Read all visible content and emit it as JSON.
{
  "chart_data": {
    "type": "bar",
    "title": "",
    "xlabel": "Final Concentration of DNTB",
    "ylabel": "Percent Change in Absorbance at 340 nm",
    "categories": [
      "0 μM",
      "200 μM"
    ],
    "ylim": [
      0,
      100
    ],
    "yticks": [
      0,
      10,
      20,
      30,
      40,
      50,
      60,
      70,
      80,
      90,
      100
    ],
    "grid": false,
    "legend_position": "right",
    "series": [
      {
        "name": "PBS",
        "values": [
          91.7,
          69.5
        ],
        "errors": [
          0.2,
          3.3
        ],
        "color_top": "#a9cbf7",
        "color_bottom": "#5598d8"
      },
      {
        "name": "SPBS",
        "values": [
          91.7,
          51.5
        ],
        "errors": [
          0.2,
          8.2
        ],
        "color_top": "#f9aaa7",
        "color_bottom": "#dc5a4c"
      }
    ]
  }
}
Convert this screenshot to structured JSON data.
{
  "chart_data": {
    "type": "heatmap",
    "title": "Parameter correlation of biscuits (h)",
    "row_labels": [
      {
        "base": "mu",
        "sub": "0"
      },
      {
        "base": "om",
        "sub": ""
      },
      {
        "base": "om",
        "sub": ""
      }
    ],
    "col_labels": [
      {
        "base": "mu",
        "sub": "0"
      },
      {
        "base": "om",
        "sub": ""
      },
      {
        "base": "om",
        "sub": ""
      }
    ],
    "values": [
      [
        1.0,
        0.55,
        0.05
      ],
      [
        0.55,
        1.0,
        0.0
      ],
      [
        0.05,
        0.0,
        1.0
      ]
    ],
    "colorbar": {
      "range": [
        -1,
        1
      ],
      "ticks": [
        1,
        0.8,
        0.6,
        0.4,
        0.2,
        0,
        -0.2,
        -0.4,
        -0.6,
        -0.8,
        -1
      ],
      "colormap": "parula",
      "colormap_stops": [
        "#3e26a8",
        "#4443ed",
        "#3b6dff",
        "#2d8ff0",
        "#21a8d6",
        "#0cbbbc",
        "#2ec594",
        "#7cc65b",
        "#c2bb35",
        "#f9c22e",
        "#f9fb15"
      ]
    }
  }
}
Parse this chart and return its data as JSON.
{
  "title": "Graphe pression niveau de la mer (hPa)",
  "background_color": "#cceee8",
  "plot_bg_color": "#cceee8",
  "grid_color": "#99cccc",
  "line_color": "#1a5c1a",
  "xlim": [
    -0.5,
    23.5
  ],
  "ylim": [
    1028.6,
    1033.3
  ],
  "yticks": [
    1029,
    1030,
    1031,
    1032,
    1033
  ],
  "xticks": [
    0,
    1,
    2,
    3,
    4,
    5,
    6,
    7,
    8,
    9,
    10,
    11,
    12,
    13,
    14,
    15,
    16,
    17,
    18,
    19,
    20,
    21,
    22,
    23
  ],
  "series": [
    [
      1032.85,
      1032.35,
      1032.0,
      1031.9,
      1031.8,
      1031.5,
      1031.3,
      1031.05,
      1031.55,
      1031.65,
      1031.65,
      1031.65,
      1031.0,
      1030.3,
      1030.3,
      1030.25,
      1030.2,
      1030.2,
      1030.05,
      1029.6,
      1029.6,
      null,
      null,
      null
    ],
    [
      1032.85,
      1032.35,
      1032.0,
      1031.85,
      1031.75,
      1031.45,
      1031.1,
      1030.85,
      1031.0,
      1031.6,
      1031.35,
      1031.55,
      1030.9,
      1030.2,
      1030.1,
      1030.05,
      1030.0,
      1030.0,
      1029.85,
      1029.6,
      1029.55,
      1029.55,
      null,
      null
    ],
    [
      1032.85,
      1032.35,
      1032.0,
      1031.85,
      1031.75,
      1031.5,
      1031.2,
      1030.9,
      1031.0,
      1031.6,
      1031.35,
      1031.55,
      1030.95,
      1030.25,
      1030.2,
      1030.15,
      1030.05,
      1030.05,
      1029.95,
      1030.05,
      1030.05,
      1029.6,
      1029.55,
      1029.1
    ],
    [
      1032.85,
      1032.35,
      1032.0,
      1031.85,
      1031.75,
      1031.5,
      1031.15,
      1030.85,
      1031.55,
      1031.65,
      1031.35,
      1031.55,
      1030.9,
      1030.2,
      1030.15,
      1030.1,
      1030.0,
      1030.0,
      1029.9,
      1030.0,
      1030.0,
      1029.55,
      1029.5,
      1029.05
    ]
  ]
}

Problem to solve:
From the listing above, reproduce all the lines exactly.

The response:
Read all visible content and emit it as JSON.
{
  "chart_data": {
    "type": "bar",
    "title": "",
    "xlabel": "Final Concentration of DNTB",
    "ylabel": "Percent Change in Absorbance at 340 nm",
    "categories": [
      "0 μM",
      "200 μM"
    ],
    "ylim": [
      0,
      100
    ],
    "yticks": [
      0,
      10,
      20,
      30,
      40,
      50,
      60,
      70,
      80,
      90,
      100
    ],
    "grid": false,
    "legend_position": "right",
    "series": [
      {
        "name": "PBS",
        "values": [
          91.7,
          69.5
        ],
        "errors": [
          0.2,
          3.3
        ],
        "color_top": "#a9cbf7",
        "color_bottom": "#5598d8"
      },
      {
        "name": "SPBS",
        "values": [
          91.7,
          51.5
        ],
        "errors": [
          0.2,
          8.2
        ],
        "color_top": "#f9aaa7",
        "color_bottom": "#dc5a4c"
      }
    ]
  }
}
Convert this screenshot to structured JSON data.
{
  "chart_data": {
    "type": "heatmap",
    "title": "Parameter correlation of biscuits (h)",
    "row_labels": [
      {
        "base": "mu",
        "sub": "0"
      },
      {
        "base": "om",
        "sub": ""
      },
      {
        "base": "om",
        "sub": ""
      }
    ],
    "col_labels": [
      {
        "base": "mu",
        "sub": "0"
      },
      {
        "base": "om",
        "sub": ""
      },
      {
        "base": "om",
        "sub": ""
      }
    ],
    "values": [
      [
        1.0,
        0.55,
        0.05
      ],
      [
        0.55,
        1.0,
        0.0
      ],
      [
        0.05,
        0.0,
        1.0
      ]
    ],
    "colorbar": {
      "range": [
        -1,
        1
      ],
      "ticks": [
        1,
        0.8,
        0.6,
        0.4,
        0.2,
        0,
        -0.2,
        -0.4,
        -0.6,
        -0.8,
        -1
      ],
      "colormap": "parula",
      "colormap_stops": [
        "#3e26a8",
        "#4443ed",
        "#3b6dff",
        "#2d8ff0",
        "#21a8d6",
        "#0cbbbc",
        "#2ec594",
        "#7cc65b",
        "#c2bb35",
        "#f9c22e",
        "#f9fb15"
      ]
    }
  }
}
Parse this chart and return its data as JSON.
{
  "title": "Graphe pression niveau de la mer (hPa)",
  "background_color": "#cceee8",
  "plot_bg_color": "#cceee8",
  "grid_color": "#99cccc",
  "line_color": "#1a5c1a",
  "xlim": [
    -0.5,
    23.5
  ],
  "ylim": [
    1028.6,
    1033.3
  ],
  "yticks": [
    1029,
    1030,
    1031,
    1032,
    1033
  ],
  "xticks": [
    0,
    1,
    2,
    3,
    4,
    5,
    6,
    7,
    8,
    9,
    10,
    11,
    12,
    13,
    14,
    15,
    16,
    17,
    18,
    19,
    20,
    21,
    22,
    23
  ],
  "series": [
    [
      1032.85,
      1032.35,
      1032.0,
      1031.9,
      1031.8,
      1031.5,
      1031.3,
      1031.05,
      1031.55,
      1031.65,
      1031.65,
      1031.65,
      1031.0,
      1030.3,
      1030.3,
      1030.25,
      1030.2,
      1030.2,
      1030.05,
      1029.6,
      1029.6,
      null,
      null,
      null
    ],
    [
      1032.85,
      1032.35,
      1032.0,
      1031.85,
      1031.75,
      1031.45,
      1031.1,
      1030.85,
      1031.0,
      1031.6,
      1031.35,
      1031.55,
      1030.9,
      1030.2,
      1030.1,
      1030.05,
      1030.0,
      1030.0,
      1029.85,
      1029.6,
      1029.55,
      1029.55,
      null,
      null
    ],
    [
      1032.85,
      1032.35,
      1032.0,
      1031.85,
      1031.75,
      1031.5,
      1031.2,
      1030.9,
      1031.0,
      1031.6,
      1031.35,
      1031.55,
      1030.95,
      1030.25,
      1030.2,
      1030.15,
      1030.05,
      1030.05,
      1029.95,
      1030.05,
      1030.05,
      1029.6,
      1029.55,
      1029.1
    ],
    [
      1032.85,
      1032.35,
      1032.0,
      1031.85,
      1031.75,
      1031.5,
      1031.15,
      1030.85,
      1031.55,
      1031.65,
      1031.35,
      1031.55,
      1030.9,
      1030.2,
      1030.15,
      1030.1,
      1030.0,
      1030.0,
      1029.9,
      1030.0,
      1030.0,
      1029.55,
      1029.5,
      1029.05
    ]
  ]
}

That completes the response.